Exercise brief — Set down all of the entries word for word, omitting the images they contain.

── Dataset entries ──

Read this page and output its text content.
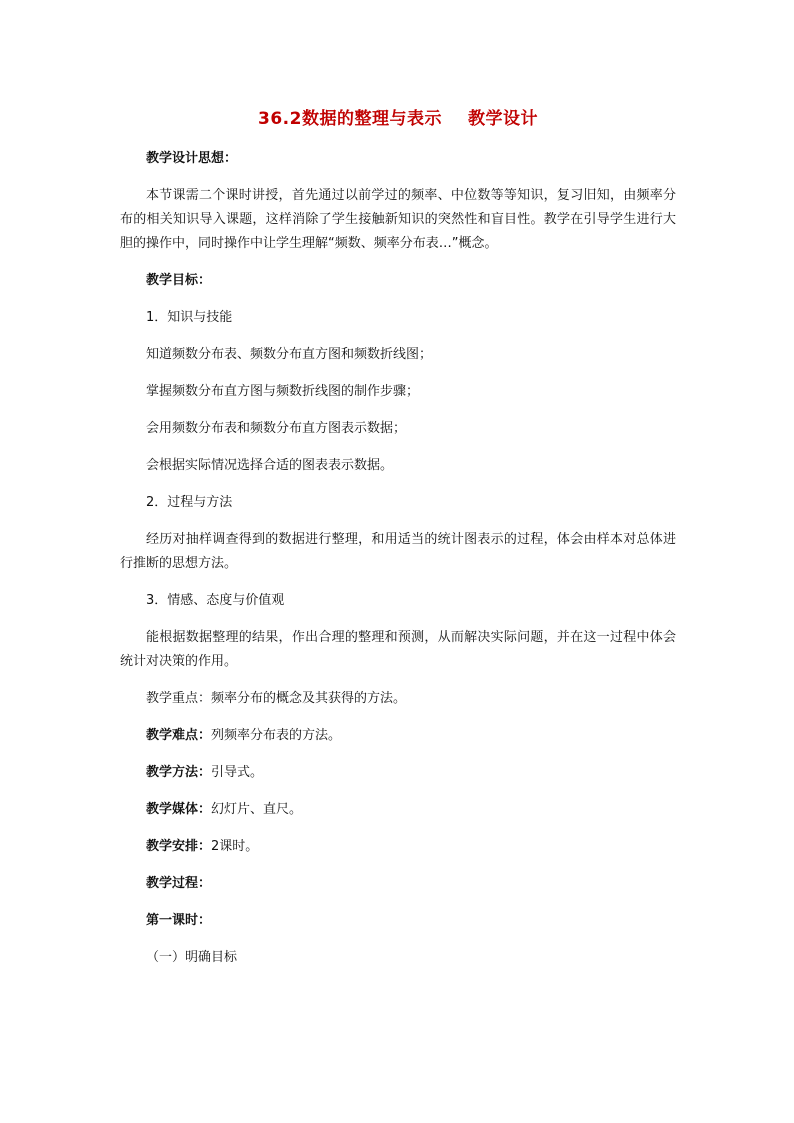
36.2数据的整理与表示 教学设计
教学设计思想：
本节课需二个课时讲授，首先通过以前学过的频率、中位数等等知识，复习旧知，由频率分布的相关知识导入课题，这样消除了学生接触新知识的突然性和盲目性。教学在引导学生进行大胆的操作中，同时操作中让学生理解“频数、频率分布表…”概念。
教学目标：
1．知识与技能
知道频数分布表、频数分布直方图和频数折线图；
掌握频数分布直方图与频数折线图的制作步骤；
会用频数分布表和频数分布直方图表示数据；
会根据实际情况选择合适的图表表示数据。
2．过程与方法
经历对抽样调查得到的数据进行整理，和用适当的统计图表示的过程，体会由样本对总体进行推断的思想方法。
3．情感、态度与价值观
能根据数据整理的结果，作出合理的整理和预测，从而解决实际问题，并在这一过程中体会统计对决策的作用。
教学重点：频率分布的概念及其获得的方法。
教学难点：列频率分布表的方法。
教学方法：引导式。
教学媒体：幻灯片、直尺。
教学安排：2课时。
教学过程：
第一课时：
（一）明确目标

───

Result of the exercise —
Read this page and output its text content.
36.2数据的整理与表示 教学设计
教学设计思想：
本节课需二个课时讲授，首先通过以前学过的频率、中位数等等知识，复习旧知，由频率分布的相关知识导入课题，这样消除了学生接触新知识的突然性和盲目性。教学在引导学生进行大胆的操作中，同时操作中让学生理解“频数、频率分布表…”概念。
教学目标：
1．知识与技能
知道频数分布表、频数分布直方图和频数折线图；
掌握频数分布直方图与频数折线图的制作步骤；
会用频数分布表和频数分布直方图表示数据；
会根据实际情况选择合适的图表表示数据。
2．过程与方法
经历对抽样调查得到的数据进行整理，和用适当的统计图表示的过程，体会由样本对总体进行推断的思想方法。
3．情感、态度与价值观
能根据数据整理的结果，作出合理的整理和预测，从而解决实际问题，并在这一过程中体会统计对决策的作用。
教学重点：频率分布的概念及其获得的方法。
教学难点：列频率分布表的方法。
教学方法：引导式。
教学媒体：幻灯片、直尺。
教学安排：2课时。
教学过程：
第一课时：
（一）明确目标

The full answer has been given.